>> BEGIN
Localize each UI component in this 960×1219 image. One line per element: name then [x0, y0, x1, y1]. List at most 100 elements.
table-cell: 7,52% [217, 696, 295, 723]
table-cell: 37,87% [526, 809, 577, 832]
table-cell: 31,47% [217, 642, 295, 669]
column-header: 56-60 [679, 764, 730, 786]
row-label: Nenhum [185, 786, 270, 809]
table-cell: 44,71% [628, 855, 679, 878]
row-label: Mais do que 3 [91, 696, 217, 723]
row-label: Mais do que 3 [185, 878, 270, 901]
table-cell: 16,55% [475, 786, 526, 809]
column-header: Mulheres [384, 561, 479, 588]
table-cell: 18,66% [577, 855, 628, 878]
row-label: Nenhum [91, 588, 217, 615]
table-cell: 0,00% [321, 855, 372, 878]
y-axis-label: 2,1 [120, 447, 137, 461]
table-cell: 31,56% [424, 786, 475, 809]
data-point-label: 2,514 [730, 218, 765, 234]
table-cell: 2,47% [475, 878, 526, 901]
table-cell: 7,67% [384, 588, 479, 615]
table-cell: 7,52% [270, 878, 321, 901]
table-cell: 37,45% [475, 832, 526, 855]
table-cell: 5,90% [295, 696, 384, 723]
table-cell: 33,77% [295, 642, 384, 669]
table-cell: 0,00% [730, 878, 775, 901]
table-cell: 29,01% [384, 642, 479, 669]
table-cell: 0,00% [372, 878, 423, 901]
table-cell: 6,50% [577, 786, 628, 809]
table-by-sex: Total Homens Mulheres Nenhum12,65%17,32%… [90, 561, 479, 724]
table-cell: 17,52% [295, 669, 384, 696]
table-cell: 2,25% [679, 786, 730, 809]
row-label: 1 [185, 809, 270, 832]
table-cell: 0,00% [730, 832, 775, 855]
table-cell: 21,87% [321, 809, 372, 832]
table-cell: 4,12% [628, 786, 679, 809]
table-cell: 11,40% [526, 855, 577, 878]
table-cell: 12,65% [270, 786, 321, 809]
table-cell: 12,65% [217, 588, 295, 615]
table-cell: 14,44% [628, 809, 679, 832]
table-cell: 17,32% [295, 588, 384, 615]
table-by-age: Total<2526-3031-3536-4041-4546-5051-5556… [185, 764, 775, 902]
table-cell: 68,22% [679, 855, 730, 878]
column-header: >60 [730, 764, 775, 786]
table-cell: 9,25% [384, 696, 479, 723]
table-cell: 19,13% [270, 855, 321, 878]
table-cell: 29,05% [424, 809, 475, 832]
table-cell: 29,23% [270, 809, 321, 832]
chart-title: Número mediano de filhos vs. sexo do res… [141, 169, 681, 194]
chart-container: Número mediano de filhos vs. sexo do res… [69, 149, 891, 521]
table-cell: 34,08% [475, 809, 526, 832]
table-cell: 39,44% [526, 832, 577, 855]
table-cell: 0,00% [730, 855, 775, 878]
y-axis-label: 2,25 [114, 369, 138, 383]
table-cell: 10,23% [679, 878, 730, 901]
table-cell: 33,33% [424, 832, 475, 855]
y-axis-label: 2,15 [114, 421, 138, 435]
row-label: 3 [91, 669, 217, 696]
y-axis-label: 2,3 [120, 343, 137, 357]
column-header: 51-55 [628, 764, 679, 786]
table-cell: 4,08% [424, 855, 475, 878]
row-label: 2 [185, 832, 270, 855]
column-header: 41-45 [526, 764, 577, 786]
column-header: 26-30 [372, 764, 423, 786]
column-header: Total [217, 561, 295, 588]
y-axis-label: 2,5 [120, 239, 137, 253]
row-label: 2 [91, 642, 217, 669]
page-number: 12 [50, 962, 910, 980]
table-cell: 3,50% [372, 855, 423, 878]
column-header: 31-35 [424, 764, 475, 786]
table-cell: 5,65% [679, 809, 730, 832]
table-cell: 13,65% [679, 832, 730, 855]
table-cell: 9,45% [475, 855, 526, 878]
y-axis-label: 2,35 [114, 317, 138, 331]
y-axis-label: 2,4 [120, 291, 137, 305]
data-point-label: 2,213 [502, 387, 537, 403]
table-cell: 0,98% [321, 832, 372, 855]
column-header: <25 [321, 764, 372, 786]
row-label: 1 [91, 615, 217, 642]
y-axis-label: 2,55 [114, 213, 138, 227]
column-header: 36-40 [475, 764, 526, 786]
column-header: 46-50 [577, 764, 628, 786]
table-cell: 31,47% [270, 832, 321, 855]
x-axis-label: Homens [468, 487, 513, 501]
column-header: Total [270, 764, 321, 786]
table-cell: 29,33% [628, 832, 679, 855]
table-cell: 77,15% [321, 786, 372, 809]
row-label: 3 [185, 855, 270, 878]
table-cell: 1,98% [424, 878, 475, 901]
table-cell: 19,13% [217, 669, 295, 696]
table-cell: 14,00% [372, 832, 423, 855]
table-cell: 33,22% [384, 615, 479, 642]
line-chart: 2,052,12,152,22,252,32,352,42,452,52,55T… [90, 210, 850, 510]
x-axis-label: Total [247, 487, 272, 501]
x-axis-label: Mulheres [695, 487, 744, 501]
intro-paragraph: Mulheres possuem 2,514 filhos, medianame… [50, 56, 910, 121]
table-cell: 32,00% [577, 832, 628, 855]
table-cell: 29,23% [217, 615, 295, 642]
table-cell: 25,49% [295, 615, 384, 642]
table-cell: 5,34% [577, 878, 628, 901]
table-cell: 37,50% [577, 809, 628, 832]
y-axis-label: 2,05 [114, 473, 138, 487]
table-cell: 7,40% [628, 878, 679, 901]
>> END
Extract every line of the records above and reproduce them verbatim, in their original order.

**ANSWER BELOW**
Localize each UI component in this 960×1219 image. One line per element: name then [x0, y0, x1, y1]. List at most 100 elements.
table-cell: 7,52% [217, 696, 295, 723]
table-cell: 37,87% [526, 809, 577, 832]
table-cell: 31,47% [217, 642, 295, 669]
column-header: 56-60 [679, 764, 730, 786]
row-label: Nenhum [185, 786, 270, 809]
table-cell: 44,71% [628, 855, 679, 878]
row-label: Mais do que 3 [91, 696, 217, 723]
row-label: Mais do que 3 [185, 878, 270, 901]
table-cell: 16,55% [475, 786, 526, 809]
column-header: Mulheres [384, 561, 479, 588]
table-cell: 18,66% [577, 855, 628, 878]
row-label: Nenhum [91, 588, 217, 615]
table-cell: 0,00% [321, 855, 372, 878]
y-axis-label: 2,1 [120, 447, 137, 461]
table-cell: 31,56% [424, 786, 475, 809]
data-point-label: 2,514 [730, 218, 765, 234]
table-cell: 2,47% [475, 878, 526, 901]
table-cell: 7,67% [384, 588, 479, 615]
table-cell: 7,52% [270, 878, 321, 901]
table-cell: 37,45% [475, 832, 526, 855]
table-cell: 5,90% [295, 696, 384, 723]
table-cell: 33,77% [295, 642, 384, 669]
table-cell: 0,00% [730, 878, 775, 901]
table-cell: 29,01% [384, 642, 479, 669]
table-cell: 0,00% [372, 878, 423, 901]
table-cell: 6,50% [577, 786, 628, 809]
table-by-sex: Total Homens Mulheres Nenhum12,65%17,32%… [90, 561, 479, 724]
table-cell: 17,52% [295, 669, 384, 696]
table-cell: 2,25% [679, 786, 730, 809]
row-label: 1 [185, 809, 270, 832]
table-cell: 0,00% [730, 832, 775, 855]
table-cell: 21,87% [321, 809, 372, 832]
table-cell: 4,12% [628, 786, 679, 809]
table-cell: 11,40% [526, 855, 577, 878]
table-cell: 12,65% [270, 786, 321, 809]
table-cell: 12,65% [217, 588, 295, 615]
table-cell: 14,44% [628, 809, 679, 832]
table-cell: 17,32% [295, 588, 384, 615]
table-by-age: Total<2526-3031-3536-4041-4546-5051-5556… [185, 764, 775, 902]
table-cell: 68,22% [679, 855, 730, 878]
column-header: >60 [730, 764, 775, 786]
table-cell: 9,25% [384, 696, 479, 723]
table-cell: 19,13% [270, 855, 321, 878]
table-cell: 29,05% [424, 809, 475, 832]
table-cell: 29,23% [270, 809, 321, 832]
chart-title: Número mediano de filhos vs. sexo do res… [141, 169, 681, 194]
chart-container: Número mediano de filhos vs. sexo do res… [69, 149, 891, 521]
table-cell: 34,08% [475, 809, 526, 832]
table-cell: 39,44% [526, 832, 577, 855]
table-cell: 0,00% [730, 855, 775, 878]
y-axis-label: 2,25 [114, 369, 138, 383]
table-cell: 10,23% [679, 878, 730, 901]
table-cell: 33,33% [424, 832, 475, 855]
y-axis-label: 2,15 [114, 421, 138, 435]
row-label: 3 [91, 669, 217, 696]
y-axis-label: 2,3 [120, 343, 137, 357]
column-header: 51-55 [628, 764, 679, 786]
table-cell: 4,08% [424, 855, 475, 878]
row-label: 2 [185, 832, 270, 855]
column-header: 41-45 [526, 764, 577, 786]
column-header: 26-30 [372, 764, 423, 786]
column-header: Total [217, 561, 295, 588]
y-axis-label: 2,5 [120, 239, 137, 253]
row-label: 2 [91, 642, 217, 669]
page-number: 12 [50, 962, 910, 980]
table-cell: 3,50% [372, 855, 423, 878]
column-header: 31-35 [424, 764, 475, 786]
table-cell: 5,65% [679, 809, 730, 832]
table-cell: 13,65% [679, 832, 730, 855]
table-cell: 9,45% [475, 855, 526, 878]
y-axis-label: 2,35 [114, 317, 138, 331]
y-axis-label: 2,4 [120, 291, 137, 305]
data-point-label: 2,213 [502, 387, 537, 403]
table-cell: 0,98% [321, 832, 372, 855]
column-header: <25 [321, 764, 372, 786]
row-label: 1 [91, 615, 217, 642]
y-axis-label: 2,55 [114, 213, 138, 227]
column-header: 36-40 [475, 764, 526, 786]
column-header: 46-50 [577, 764, 628, 786]
table-cell: 31,47% [270, 832, 321, 855]
x-axis-label: Homens [468, 487, 513, 501]
column-header: Total [270, 764, 321, 786]
table-cell: 29,33% [628, 832, 679, 855]
table-cell: 77,15% [321, 786, 372, 809]
row-label: 3 [185, 855, 270, 878]
table-cell: 1,98% [424, 878, 475, 901]
table-cell: 19,13% [217, 669, 295, 696]
table-cell: 14,00% [372, 832, 423, 855]
table-cell: 33,22% [384, 615, 479, 642]
line-chart: 2,052,12,152,22,252,32,352,42,452,52,55T… [90, 210, 850, 510]
x-axis-label: Total [247, 487, 272, 501]
x-axis-label: Mulheres [695, 487, 744, 501]
intro-paragraph: Mulheres possuem 2,514 filhos, medianame… [50, 56, 910, 121]
table-cell: 32,00% [577, 832, 628, 855]
table-cell: 29,23% [217, 615, 295, 642]
table-cell: 25,49% [295, 615, 384, 642]
table-cell: 5,34% [577, 878, 628, 901]
table-cell: 37,50% [577, 809, 628, 832]
y-axis-label: 2,05 [114, 473, 138, 487]
table-cell: 7,40% [628, 878, 679, 901]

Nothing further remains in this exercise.